Extract each line from the entries below that has the string "color" in it.

──────────

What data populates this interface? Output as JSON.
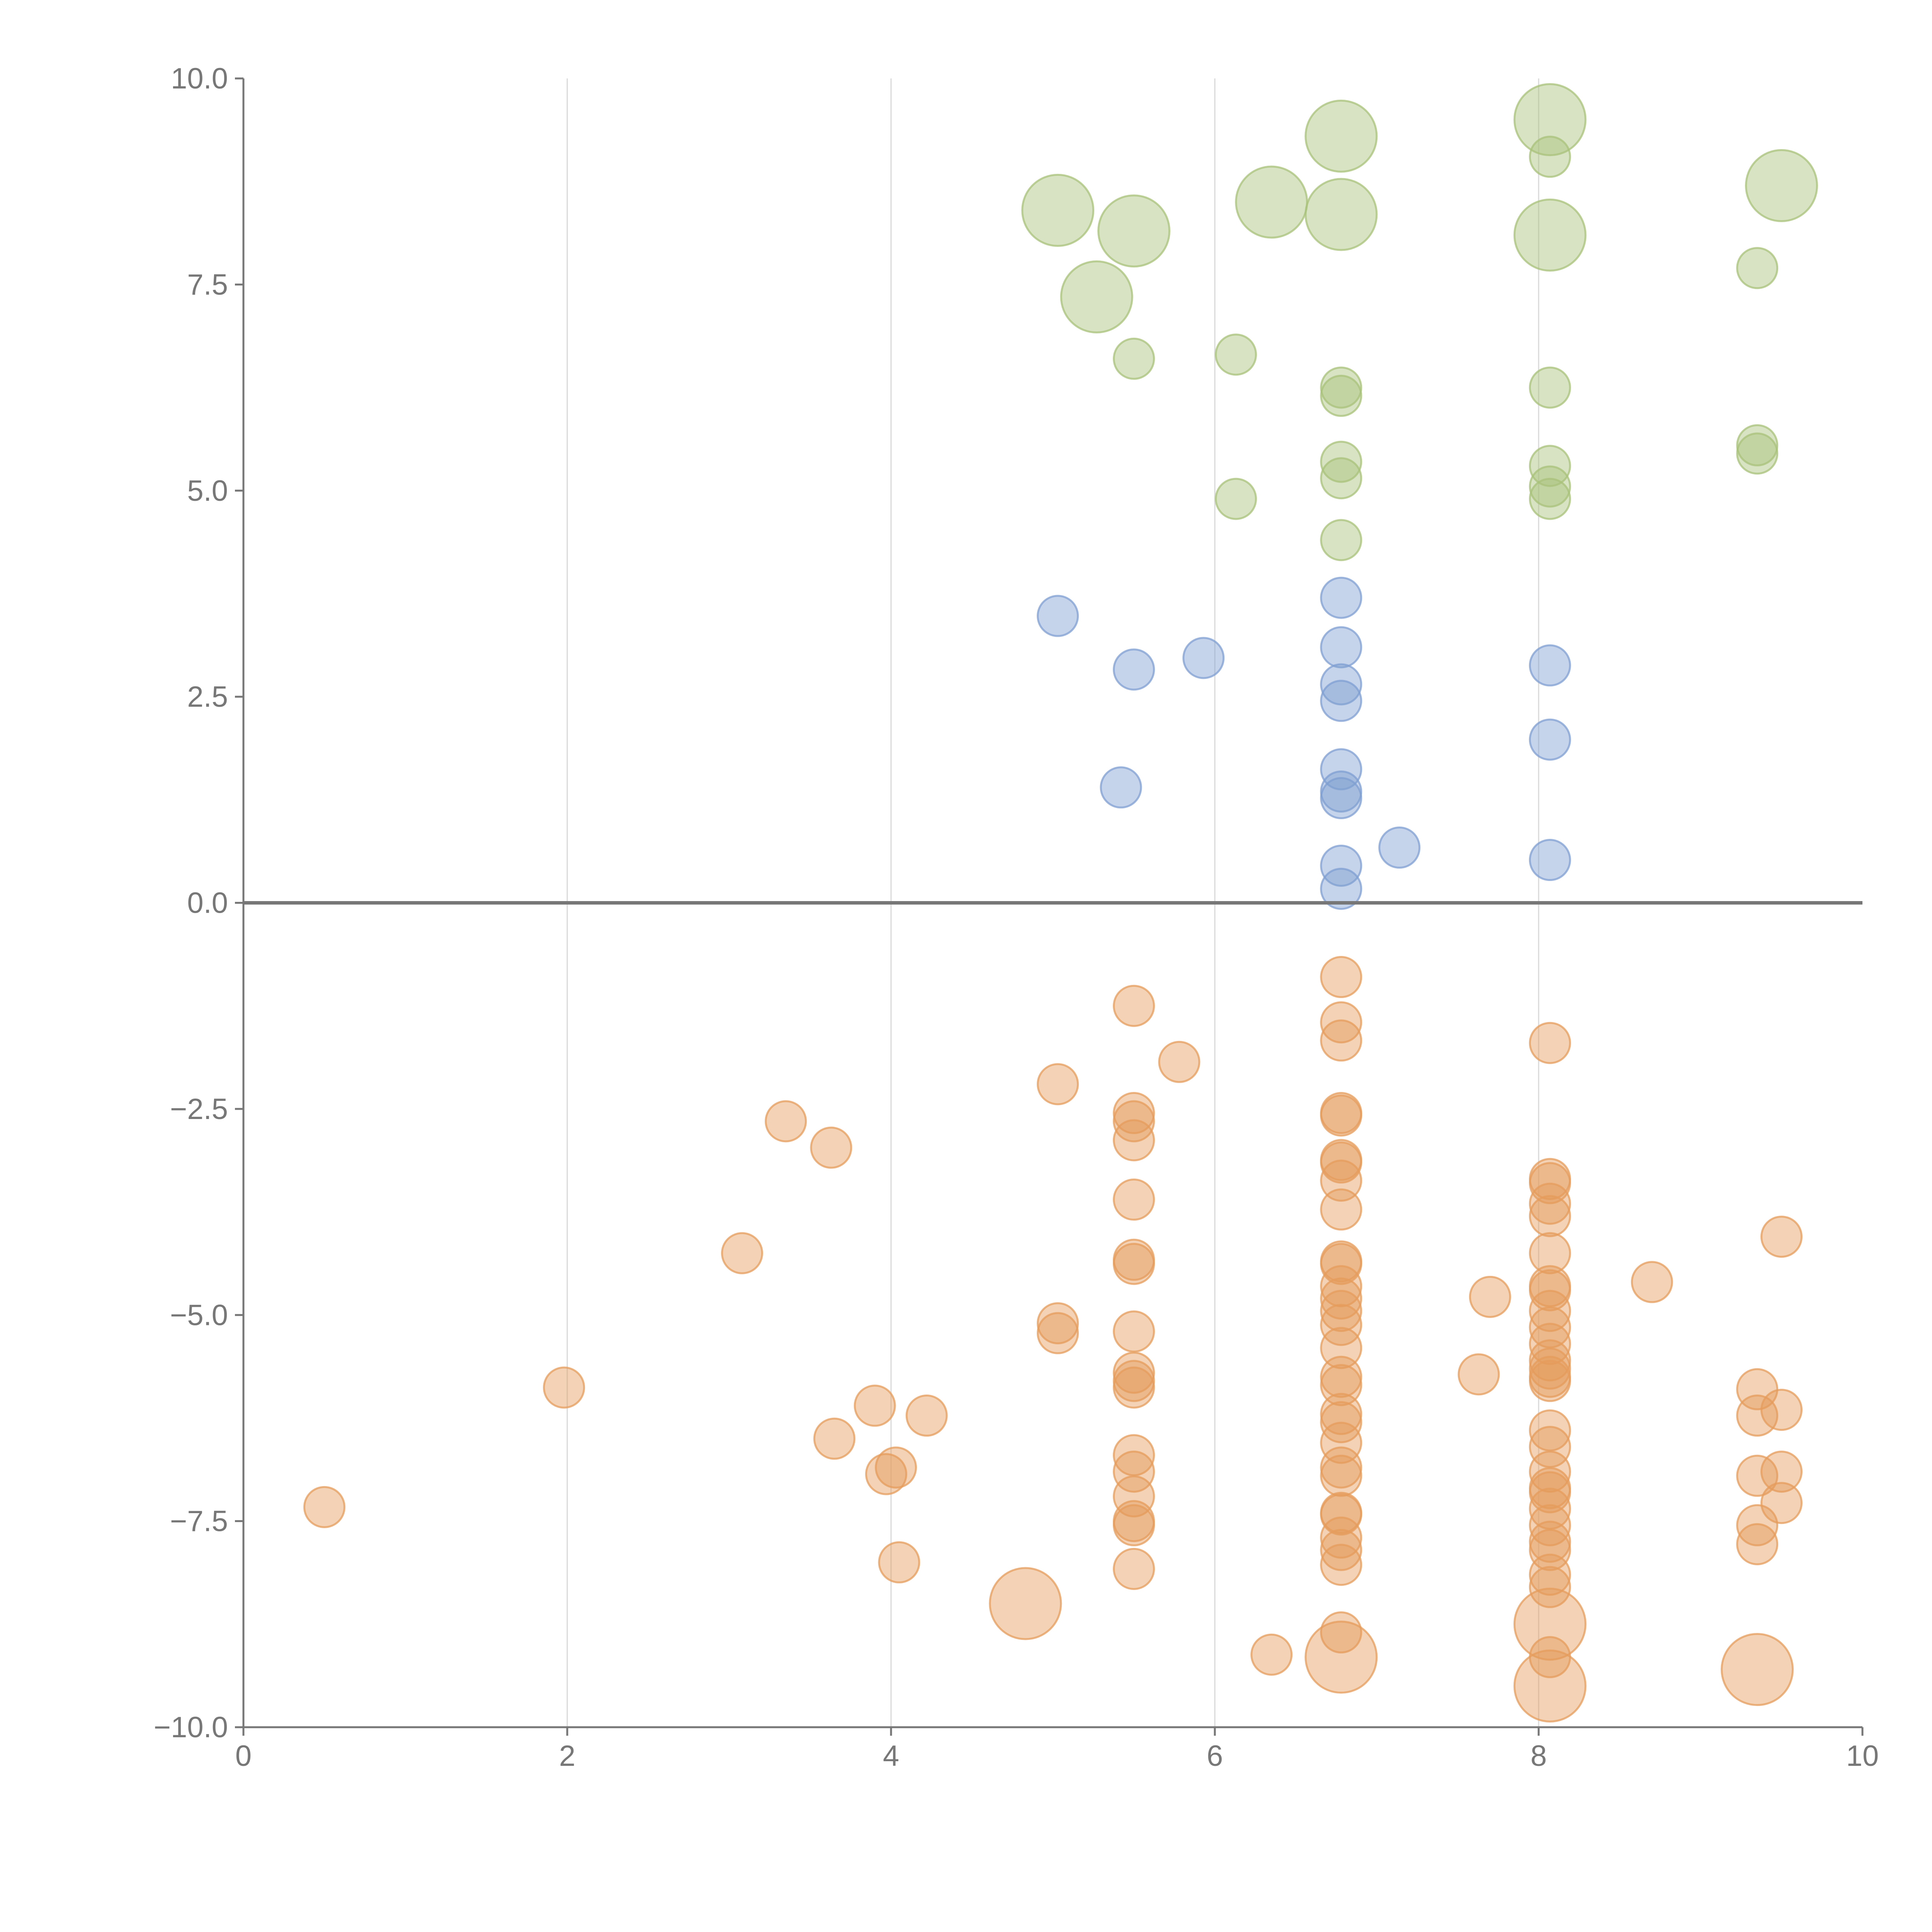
{
  "chart_data": {
    "type": "scatter",
    "title": "",
    "xlabel": "",
    "ylabel": "",
    "xlim": [
      0,
      10
    ],
    "ylim": [
      -10,
      10
    ],
    "grid": "vertical",
    "x_ticks": [
      "0",
      "2",
      "4",
      "6",
      "8",
      "10"
    ],
    "y_ticks": [
      "10.0",
      "7.5",
      "5.0",
      "2.5",
      "0.0",
      "−2.5",
      "−5.0",
      "−7.5",
      "−10.0"
    ],
    "zero_line": true,
    "series": [
      {
        "color": "#a8c27a",
        "points": [
          [
            5.03,
            8.4,
            2
          ],
          [
            5.5,
            8.15,
            2
          ],
          [
            5.27,
            7.35,
            2
          ],
          [
            6.35,
            8.5,
            2
          ],
          [
            6.78,
            9.3,
            2
          ],
          [
            6.78,
            8.35,
            2
          ],
          [
            8.07,
            9.5,
            2
          ],
          [
            8.07,
            8.1,
            2
          ],
          [
            9.5,
            8.7,
            2
          ],
          [
            8.07,
            9.05,
            1
          ],
          [
            9.35,
            7.7,
            1
          ],
          [
            5.5,
            6.6,
            1
          ],
          [
            6.13,
            6.65,
            1
          ],
          [
            6.78,
            6.25,
            1
          ],
          [
            6.78,
            6.15,
            1
          ],
          [
            8.07,
            6.25,
            1
          ],
          [
            6.78,
            5.35,
            1
          ],
          [
            6.78,
            5.15,
            1
          ],
          [
            8.07,
            5.3,
            1
          ],
          [
            8.07,
            5.05,
            1
          ],
          [
            8.07,
            4.9,
            1
          ],
          [
            9.35,
            5.55,
            1
          ],
          [
            9.35,
            5.45,
            1
          ],
          [
            6.13,
            4.9,
            1
          ],
          [
            6.78,
            4.4,
            1
          ]
        ]
      },
      {
        "color": "#7f9fd1",
        "points": [
          [
            5.03,
            3.48,
            1
          ],
          [
            5.5,
            2.83,
            1
          ],
          [
            5.93,
            2.97,
            1
          ],
          [
            6.78,
            3.7,
            1
          ],
          [
            6.78,
            3.1,
            1
          ],
          [
            6.78,
            2.65,
            1
          ],
          [
            6.78,
            2.45,
            1
          ],
          [
            8.07,
            2.88,
            1
          ],
          [
            8.07,
            1.98,
            1
          ],
          [
            5.42,
            1.4,
            1
          ],
          [
            6.78,
            1.62,
            1
          ],
          [
            6.78,
            1.35,
            1
          ],
          [
            6.78,
            1.27,
            1
          ],
          [
            7.14,
            0.67,
            1
          ],
          [
            6.78,
            0.45,
            1
          ],
          [
            6.78,
            0.17,
            1
          ],
          [
            8.07,
            0.52,
            1
          ]
        ]
      },
      {
        "color": "#e59c5c",
        "points": [
          [
            0.5,
            -7.33,
            1
          ],
          [
            1.98,
            -5.88,
            1
          ],
          [
            3.08,
            -4.25,
            1
          ],
          [
            3.35,
            -2.65,
            1
          ],
          [
            3.63,
            -2.97,
            1
          ],
          [
            3.65,
            -6.5,
            1
          ],
          [
            3.9,
            -6.1,
            1
          ],
          [
            3.97,
            -6.93,
            1
          ],
          [
            4.03,
            -6.85,
            1
          ],
          [
            4.05,
            -8.0,
            1
          ],
          [
            4.22,
            -6.22,
            1
          ],
          [
            4.83,
            -8.5,
            2
          ],
          [
            5.03,
            -2.2,
            1
          ],
          [
            5.03,
            -5.1,
            1
          ],
          [
            5.03,
            -5.22,
            1
          ],
          [
            5.5,
            -1.25,
            1
          ],
          [
            5.5,
            -2.55,
            1
          ],
          [
            5.5,
            -2.65,
            1
          ],
          [
            5.5,
            -2.88,
            1
          ],
          [
            5.5,
            -3.6,
            1
          ],
          [
            5.5,
            -4.33,
            1
          ],
          [
            5.5,
            -4.38,
            1
          ],
          [
            5.5,
            -5.2,
            1
          ],
          [
            5.5,
            -5.7,
            1
          ],
          [
            5.5,
            -5.8,
            1
          ],
          [
            5.5,
            -5.88,
            1
          ],
          [
            5.5,
            -6.7,
            1
          ],
          [
            5.5,
            -6.9,
            1
          ],
          [
            5.5,
            -7.2,
            1
          ],
          [
            5.5,
            -7.5,
            1
          ],
          [
            5.5,
            -7.55,
            1
          ],
          [
            5.5,
            -8.08,
            1
          ],
          [
            5.78,
            -1.93,
            1
          ],
          [
            6.35,
            -9.12,
            1
          ],
          [
            6.78,
            -0.9,
            1
          ],
          [
            6.78,
            -1.45,
            1
          ],
          [
            6.78,
            -1.67,
            1
          ],
          [
            6.78,
            -2.55,
            1
          ],
          [
            6.78,
            -2.58,
            1
          ],
          [
            6.78,
            -3.12,
            1
          ],
          [
            6.78,
            -3.15,
            1
          ],
          [
            6.78,
            -3.37,
            1
          ],
          [
            6.78,
            -3.72,
            1
          ],
          [
            6.78,
            -4.35,
            1
          ],
          [
            6.78,
            -4.38,
            1
          ],
          [
            6.78,
            -4.65,
            1
          ],
          [
            6.78,
            -4.8,
            1
          ],
          [
            6.78,
            -4.95,
            1
          ],
          [
            6.78,
            -5.12,
            1
          ],
          [
            6.78,
            -5.4,
            1
          ],
          [
            6.78,
            -5.75,
            1
          ],
          [
            6.78,
            -5.85,
            1
          ],
          [
            6.78,
            -6.2,
            1
          ],
          [
            6.78,
            -6.3,
            1
          ],
          [
            6.78,
            -6.55,
            1
          ],
          [
            6.78,
            -6.85,
            1
          ],
          [
            6.78,
            -6.95,
            1
          ],
          [
            6.78,
            -7.4,
            1
          ],
          [
            6.78,
            -7.42,
            1
          ],
          [
            6.78,
            -7.7,
            1
          ],
          [
            6.78,
            -7.85,
            1
          ],
          [
            6.78,
            -8.03,
            1
          ],
          [
            6.78,
            -8.85,
            1
          ],
          [
            6.78,
            -9.15,
            2
          ],
          [
            7.63,
            -5.72,
            1
          ],
          [
            7.7,
            -4.78,
            1
          ],
          [
            8.07,
            -1.7,
            1
          ],
          [
            8.07,
            -3.35,
            1
          ],
          [
            8.07,
            -3.4,
            1
          ],
          [
            8.07,
            -3.65,
            1
          ],
          [
            8.07,
            -3.8,
            1
          ],
          [
            8.07,
            -4.25,
            1
          ],
          [
            8.07,
            -4.65,
            1
          ],
          [
            8.07,
            -4.7,
            1
          ],
          [
            8.07,
            -4.95,
            1
          ],
          [
            8.07,
            -5.15,
            1
          ],
          [
            8.07,
            -5.35,
            1
          ],
          [
            8.07,
            -5.55,
            1
          ],
          [
            8.07,
            -5.65,
            1
          ],
          [
            8.07,
            -5.75,
            1
          ],
          [
            8.07,
            -5.8,
            1
          ],
          [
            8.07,
            -6.4,
            1
          ],
          [
            8.07,
            -6.6,
            1
          ],
          [
            8.07,
            -6.9,
            1
          ],
          [
            8.07,
            -7.1,
            1
          ],
          [
            8.07,
            -7.15,
            1
          ],
          [
            8.07,
            -7.35,
            1
          ],
          [
            8.07,
            -7.55,
            1
          ],
          [
            8.07,
            -7.75,
            1
          ],
          [
            8.07,
            -7.85,
            1
          ],
          [
            8.07,
            -8.15,
            1
          ],
          [
            8.07,
            -8.3,
            1
          ],
          [
            8.07,
            -8.75,
            2
          ],
          [
            8.07,
            -9.15,
            1
          ],
          [
            8.07,
            -9.5,
            2
          ],
          [
            8.7,
            -4.6,
            1
          ],
          [
            9.35,
            -5.9,
            1
          ],
          [
            9.35,
            -6.22,
            1
          ],
          [
            9.35,
            -6.95,
            1
          ],
          [
            9.35,
            -7.55,
            1
          ],
          [
            9.35,
            -7.78,
            1
          ],
          [
            9.35,
            -9.3,
            2
          ],
          [
            9.5,
            -4.05,
            1
          ],
          [
            9.5,
            -6.15,
            1
          ],
          [
            9.5,
            -6.9,
            1
          ],
          [
            9.5,
            -7.28,
            1
          ]
        ]
      }
    ]
  }
}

──────────

RESULT:
        "color": "#a8c27a",
        "color": "#7f9fd1",
        "color": "#e59c5c",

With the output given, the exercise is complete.